### Your goal:
Reproduce the listing below verbatim.

### Raw records:
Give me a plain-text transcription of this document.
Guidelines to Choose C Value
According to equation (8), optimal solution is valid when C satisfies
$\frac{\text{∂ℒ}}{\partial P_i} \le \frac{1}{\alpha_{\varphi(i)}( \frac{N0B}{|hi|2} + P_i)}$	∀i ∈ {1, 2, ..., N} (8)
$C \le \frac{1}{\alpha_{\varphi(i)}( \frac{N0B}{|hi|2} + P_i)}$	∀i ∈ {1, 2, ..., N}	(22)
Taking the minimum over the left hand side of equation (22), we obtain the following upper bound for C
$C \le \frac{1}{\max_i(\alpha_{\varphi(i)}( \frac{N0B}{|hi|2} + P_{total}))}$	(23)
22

### Expected answer:
Give me a plain-text transcription of this document.
Guidelines to Choose C Value
According to equation (8), optimal solution is valid when C satisfies
$\frac{\text{∂ℒ}}{\partial P_i} \le \frac{1}{\alpha_{\varphi(i)}( \frac{N0B}{|hi|2} + P_i)}$	∀i ∈ {1, 2, ..., N} (8)
$C \le \frac{1}{\alpha_{\varphi(i)}( \frac{N0B}{|hi|2} + P_i)}$	∀i ∈ {1, 2, ..., N}	(22)
Taking the minimum over the left hand side of equation (22), we obtain the following upper bound for C
$C \le \frac{1}{\max_i(\alpha_{\varphi(i)}( \frac{N0B}{|hi|2} + P_{total}))}$	(23)
22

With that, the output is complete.